__Prompt__: Each entry here needs to be set down again exactly, please; pictures are left out.
# start of Supplied material
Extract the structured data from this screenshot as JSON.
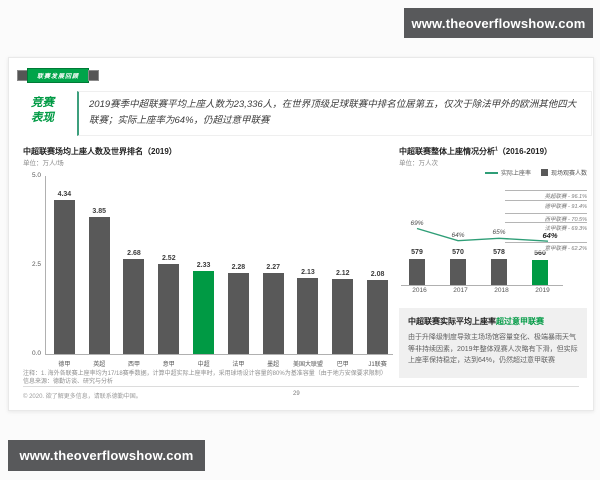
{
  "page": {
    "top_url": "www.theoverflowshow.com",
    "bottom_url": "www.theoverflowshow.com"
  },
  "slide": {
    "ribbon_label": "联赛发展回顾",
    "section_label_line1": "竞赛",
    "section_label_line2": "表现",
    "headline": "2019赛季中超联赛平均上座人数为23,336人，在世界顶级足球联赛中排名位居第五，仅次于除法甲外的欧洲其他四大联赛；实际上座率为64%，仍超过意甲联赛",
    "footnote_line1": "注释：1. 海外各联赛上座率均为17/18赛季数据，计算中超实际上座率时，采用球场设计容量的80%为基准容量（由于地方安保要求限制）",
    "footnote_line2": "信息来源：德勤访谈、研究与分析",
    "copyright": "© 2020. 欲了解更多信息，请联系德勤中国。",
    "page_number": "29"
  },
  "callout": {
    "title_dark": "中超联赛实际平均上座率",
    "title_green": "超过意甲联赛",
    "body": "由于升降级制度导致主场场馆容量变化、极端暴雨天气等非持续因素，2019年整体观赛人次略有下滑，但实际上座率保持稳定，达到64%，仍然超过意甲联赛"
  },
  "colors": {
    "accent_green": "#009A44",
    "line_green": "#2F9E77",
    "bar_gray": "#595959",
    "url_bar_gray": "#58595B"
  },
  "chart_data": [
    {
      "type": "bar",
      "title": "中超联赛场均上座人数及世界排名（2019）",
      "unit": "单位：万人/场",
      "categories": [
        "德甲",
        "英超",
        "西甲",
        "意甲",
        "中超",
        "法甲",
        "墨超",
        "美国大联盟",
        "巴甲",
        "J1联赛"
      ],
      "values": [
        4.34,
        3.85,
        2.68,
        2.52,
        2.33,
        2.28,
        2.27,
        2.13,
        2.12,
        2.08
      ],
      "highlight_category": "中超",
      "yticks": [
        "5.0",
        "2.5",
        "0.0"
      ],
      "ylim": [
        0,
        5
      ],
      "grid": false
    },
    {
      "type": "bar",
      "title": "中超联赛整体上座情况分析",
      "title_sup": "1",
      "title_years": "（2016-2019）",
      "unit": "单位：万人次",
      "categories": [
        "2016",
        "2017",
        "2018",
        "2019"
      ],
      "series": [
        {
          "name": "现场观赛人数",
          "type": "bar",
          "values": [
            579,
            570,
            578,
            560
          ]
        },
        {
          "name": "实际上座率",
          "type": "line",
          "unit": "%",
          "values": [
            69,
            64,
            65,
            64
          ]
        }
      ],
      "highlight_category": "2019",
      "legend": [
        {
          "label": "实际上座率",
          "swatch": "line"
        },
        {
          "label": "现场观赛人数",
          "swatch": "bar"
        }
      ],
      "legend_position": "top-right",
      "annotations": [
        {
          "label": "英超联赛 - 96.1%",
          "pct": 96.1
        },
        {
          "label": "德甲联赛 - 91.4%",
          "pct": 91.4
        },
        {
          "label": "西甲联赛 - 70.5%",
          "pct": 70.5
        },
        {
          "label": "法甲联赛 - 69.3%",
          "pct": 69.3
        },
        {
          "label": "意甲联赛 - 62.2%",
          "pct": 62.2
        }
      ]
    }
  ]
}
# end of Supplied material
__Correct answer__:
Extract the structured data from this screenshot as JSON.
{
  "page": {
    "top_url": "www.theoverflowshow.com",
    "bottom_url": "www.theoverflowshow.com"
  },
  "slide": {
    "ribbon_label": "联赛发展回顾",
    "section_label_line1": "竞赛",
    "section_label_line2": "表现",
    "headline": "2019赛季中超联赛平均上座人数为23,336人，在世界顶级足球联赛中排名位居第五，仅次于除法甲外的欧洲其他四大联赛；实际上座率为64%，仍超过意甲联赛",
    "footnote_line1": "注释：1. 海外各联赛上座率均为17/18赛季数据，计算中超实际上座率时，采用球场设计容量的80%为基准容量（由于地方安保要求限制）",
    "footnote_line2": "信息来源：德勤访谈、研究与分析",
    "copyright": "© 2020. 欲了解更多信息，请联系德勤中国。",
    "page_number": "29"
  },
  "callout": {
    "title_dark": "中超联赛实际平均上座率",
    "title_green": "超过意甲联赛",
    "body": "由于升降级制度导致主场场馆容量变化、极端暴雨天气等非持续因素，2019年整体观赛人次略有下滑，但实际上座率保持稳定，达到64%，仍然超过意甲联赛"
  },
  "colors": {
    "accent_green": "#009A44",
    "line_green": "#2F9E77",
    "bar_gray": "#595959",
    "url_bar_gray": "#58595B"
  },
  "chart_data": [
    {
      "type": "bar",
      "title": "中超联赛场均上座人数及世界排名（2019）",
      "unit": "单位：万人/场",
      "categories": [
        "德甲",
        "英超",
        "西甲",
        "意甲",
        "中超",
        "法甲",
        "墨超",
        "美国大联盟",
        "巴甲",
        "J1联赛"
      ],
      "values": [
        4.34,
        3.85,
        2.68,
        2.52,
        2.33,
        2.28,
        2.27,
        2.13,
        2.12,
        2.08
      ],
      "highlight_category": "中超",
      "yticks": [
        "5.0",
        "2.5",
        "0.0"
      ],
      "ylim": [
        0,
        5
      ],
      "grid": false
    },
    {
      "type": "bar",
      "title": "中超联赛整体上座情况分析",
      "title_sup": "1",
      "title_years": "（2016-2019）",
      "unit": "单位：万人次",
      "categories": [
        "2016",
        "2017",
        "2018",
        "2019"
      ],
      "series": [
        {
          "name": "现场观赛人数",
          "type": "bar",
          "values": [
            579,
            570,
            578,
            560
          ]
        },
        {
          "name": "实际上座率",
          "type": "line",
          "unit": "%",
          "values": [
            69,
            64,
            65,
            64
          ]
        }
      ],
      "highlight_category": "2019",
      "legend": [
        {
          "label": "实际上座率",
          "swatch": "line"
        },
        {
          "label": "现场观赛人数",
          "swatch": "bar"
        }
      ],
      "legend_position": "top-right",
      "annotations": [
        {
          "label": "英超联赛 - 96.1%",
          "pct": 96.1
        },
        {
          "label": "德甲联赛 - 91.4%",
          "pct": 91.4
        },
        {
          "label": "西甲联赛 - 70.5%",
          "pct": 70.5
        },
        {
          "label": "法甲联赛 - 69.3%",
          "pct": 69.3
        },
        {
          "label": "意甲联赛 - 62.2%",
          "pct": 62.2
        }
      ]
    }
  ]
}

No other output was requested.